TO DO:
Reproduce every entry exactly, without alteration.

*** DATASET EXCERPTS

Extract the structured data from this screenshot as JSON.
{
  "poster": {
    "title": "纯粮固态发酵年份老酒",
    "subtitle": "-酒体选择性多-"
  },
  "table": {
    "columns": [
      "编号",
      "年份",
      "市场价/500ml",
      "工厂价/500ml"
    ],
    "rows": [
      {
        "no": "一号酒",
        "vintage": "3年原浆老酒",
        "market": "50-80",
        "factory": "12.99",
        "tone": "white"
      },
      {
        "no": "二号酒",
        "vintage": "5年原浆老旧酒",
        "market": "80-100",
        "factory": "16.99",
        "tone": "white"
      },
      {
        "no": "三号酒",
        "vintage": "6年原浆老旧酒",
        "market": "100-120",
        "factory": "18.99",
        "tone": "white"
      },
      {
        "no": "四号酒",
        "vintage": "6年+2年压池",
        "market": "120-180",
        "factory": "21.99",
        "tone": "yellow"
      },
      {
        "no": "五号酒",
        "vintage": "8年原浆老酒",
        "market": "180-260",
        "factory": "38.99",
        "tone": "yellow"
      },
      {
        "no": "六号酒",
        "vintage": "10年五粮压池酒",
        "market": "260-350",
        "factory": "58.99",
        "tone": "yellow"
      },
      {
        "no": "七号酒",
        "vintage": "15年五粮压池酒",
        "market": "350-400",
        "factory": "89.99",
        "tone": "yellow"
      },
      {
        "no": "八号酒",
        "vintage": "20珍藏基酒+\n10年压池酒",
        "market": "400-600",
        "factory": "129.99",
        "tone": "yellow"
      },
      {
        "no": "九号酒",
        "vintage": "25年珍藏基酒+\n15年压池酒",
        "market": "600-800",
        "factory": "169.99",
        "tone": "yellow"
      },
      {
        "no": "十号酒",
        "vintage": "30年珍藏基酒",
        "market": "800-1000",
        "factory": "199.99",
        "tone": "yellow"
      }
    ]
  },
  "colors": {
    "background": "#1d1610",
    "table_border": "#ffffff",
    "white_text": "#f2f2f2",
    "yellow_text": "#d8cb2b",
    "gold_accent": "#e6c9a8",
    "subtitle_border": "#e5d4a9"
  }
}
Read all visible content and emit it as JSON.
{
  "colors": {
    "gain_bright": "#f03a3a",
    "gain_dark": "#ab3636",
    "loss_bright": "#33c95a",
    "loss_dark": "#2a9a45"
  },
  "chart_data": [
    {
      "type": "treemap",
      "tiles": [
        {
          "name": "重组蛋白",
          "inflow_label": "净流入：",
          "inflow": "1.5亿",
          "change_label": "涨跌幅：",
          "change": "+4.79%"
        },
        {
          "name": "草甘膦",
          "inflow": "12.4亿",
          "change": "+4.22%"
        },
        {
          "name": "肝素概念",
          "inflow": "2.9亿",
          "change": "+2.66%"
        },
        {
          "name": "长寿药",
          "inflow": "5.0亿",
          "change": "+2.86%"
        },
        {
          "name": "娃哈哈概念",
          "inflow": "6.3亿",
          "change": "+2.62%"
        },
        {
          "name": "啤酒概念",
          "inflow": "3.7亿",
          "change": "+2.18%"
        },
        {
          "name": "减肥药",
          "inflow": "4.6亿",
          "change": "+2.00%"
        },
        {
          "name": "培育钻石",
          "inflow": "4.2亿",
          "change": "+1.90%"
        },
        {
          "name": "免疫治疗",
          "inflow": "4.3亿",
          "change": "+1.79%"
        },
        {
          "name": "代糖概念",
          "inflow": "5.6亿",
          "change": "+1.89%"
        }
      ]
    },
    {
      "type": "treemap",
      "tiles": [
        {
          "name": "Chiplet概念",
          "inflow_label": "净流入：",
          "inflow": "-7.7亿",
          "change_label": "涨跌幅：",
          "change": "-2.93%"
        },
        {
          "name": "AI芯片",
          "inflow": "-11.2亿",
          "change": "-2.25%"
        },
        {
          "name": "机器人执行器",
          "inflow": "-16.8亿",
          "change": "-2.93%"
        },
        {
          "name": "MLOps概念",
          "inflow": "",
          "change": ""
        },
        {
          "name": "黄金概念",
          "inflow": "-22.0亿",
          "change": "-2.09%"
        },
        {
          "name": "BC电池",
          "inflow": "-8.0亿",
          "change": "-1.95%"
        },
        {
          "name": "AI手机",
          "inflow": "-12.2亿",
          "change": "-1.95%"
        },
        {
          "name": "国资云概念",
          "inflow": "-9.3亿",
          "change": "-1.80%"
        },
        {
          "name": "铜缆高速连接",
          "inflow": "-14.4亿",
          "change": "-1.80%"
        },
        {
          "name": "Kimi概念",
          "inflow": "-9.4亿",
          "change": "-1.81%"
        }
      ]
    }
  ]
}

******

REPLY TO THE TASK:
Extract the structured data from this screenshot as JSON.
{
  "poster": {
    "title": "纯粮固态发酵年份老酒",
    "subtitle": "-酒体选择性多-"
  },
  "table": {
    "columns": [
      "编号",
      "年份",
      "市场价/500ml",
      "工厂价/500ml"
    ],
    "rows": [
      {
        "no": "一号酒",
        "vintage": "3年原浆老酒",
        "market": "50-80",
        "factory": "12.99",
        "tone": "white"
      },
      {
        "no": "二号酒",
        "vintage": "5年原浆老旧酒",
        "market": "80-100",
        "factory": "16.99",
        "tone": "white"
      },
      {
        "no": "三号酒",
        "vintage": "6年原浆老旧酒",
        "market": "100-120",
        "factory": "18.99",
        "tone": "white"
      },
      {
        "no": "四号酒",
        "vintage": "6年+2年压池",
        "market": "120-180",
        "factory": "21.99",
        "tone": "yellow"
      },
      {
        "no": "五号酒",
        "vintage": "8年原浆老酒",
        "market": "180-260",
        "factory": "38.99",
        "tone": "yellow"
      },
      {
        "no": "六号酒",
        "vintage": "10年五粮压池酒",
        "market": "260-350",
        "factory": "58.99",
        "tone": "yellow"
      },
      {
        "no": "七号酒",
        "vintage": "15年五粮压池酒",
        "market": "350-400",
        "factory": "89.99",
        "tone": "yellow"
      },
      {
        "no": "八号酒",
        "vintage": "20珍藏基酒+\n10年压池酒",
        "market": "400-600",
        "factory": "129.99",
        "tone": "yellow"
      },
      {
        "no": "九号酒",
        "vintage": "25年珍藏基酒+\n15年压池酒",
        "market": "600-800",
        "factory": "169.99",
        "tone": "yellow"
      },
      {
        "no": "十号酒",
        "vintage": "30年珍藏基酒",
        "market": "800-1000",
        "factory": "199.99",
        "tone": "yellow"
      }
    ]
  },
  "colors": {
    "background": "#1d1610",
    "table_border": "#ffffff",
    "white_text": "#f2f2f2",
    "yellow_text": "#d8cb2b",
    "gold_accent": "#e6c9a8",
    "subtitle_border": "#e5d4a9"
  }
}
Read all visible content and emit it as JSON.
{
  "colors": {
    "gain_bright": "#f03a3a",
    "gain_dark": "#ab3636",
    "loss_bright": "#33c95a",
    "loss_dark": "#2a9a45"
  },
  "chart_data": [
    {
      "type": "treemap",
      "tiles": [
        {
          "name": "重组蛋白",
          "inflow_label": "净流入：",
          "inflow": "1.5亿",
          "change_label": "涨跌幅：",
          "change": "+4.79%"
        },
        {
          "name": "草甘膦",
          "inflow": "12.4亿",
          "change": "+4.22%"
        },
        {
          "name": "肝素概念",
          "inflow": "2.9亿",
          "change": "+2.66%"
        },
        {
          "name": "长寿药",
          "inflow": "5.0亿",
          "change": "+2.86%"
        },
        {
          "name": "娃哈哈概念",
          "inflow": "6.3亿",
          "change": "+2.62%"
        },
        {
          "name": "啤酒概念",
          "inflow": "3.7亿",
          "change": "+2.18%"
        },
        {
          "name": "减肥药",
          "inflow": "4.6亿",
          "change": "+2.00%"
        },
        {
          "name": "培育钻石",
          "inflow": "4.2亿",
          "change": "+1.90%"
        },
        {
          "name": "免疫治疗",
          "inflow": "4.3亿",
          "change": "+1.79%"
        },
        {
          "name": "代糖概念",
          "inflow": "5.6亿",
          "change": "+1.89%"
        }
      ]
    },
    {
      "type": "treemap",
      "tiles": [
        {
          "name": "Chiplet概念",
          "inflow_label": "净流入：",
          "inflow": "-7.7亿",
          "change_label": "涨跌幅：",
          "change": "-2.93%"
        },
        {
          "name": "AI芯片",
          "inflow": "-11.2亿",
          "change": "-2.25%"
        },
        {
          "name": "机器人执行器",
          "inflow": "-16.8亿",
          "change": "-2.93%"
        },
        {
          "name": "MLOps概念",
          "inflow": "",
          "change": ""
        },
        {
          "name": "黄金概念",
          "inflow": "-22.0亿",
          "change": "-2.09%"
        },
        {
          "name": "BC电池",
          "inflow": "-8.0亿",
          "change": "-1.95%"
        },
        {
          "name": "AI手机",
          "inflow": "-12.2亿",
          "change": "-1.95%"
        },
        {
          "name": "国资云概念",
          "inflow": "-9.3亿",
          "change": "-1.80%"
        },
        {
          "name": "铜缆高速连接",
          "inflow": "-14.4亿",
          "change": "-1.80%"
        },
        {
          "name": "Kimi概念",
          "inflow": "-9.4亿",
          "change": "-1.81%"
        }
      ]
    }
  ]
}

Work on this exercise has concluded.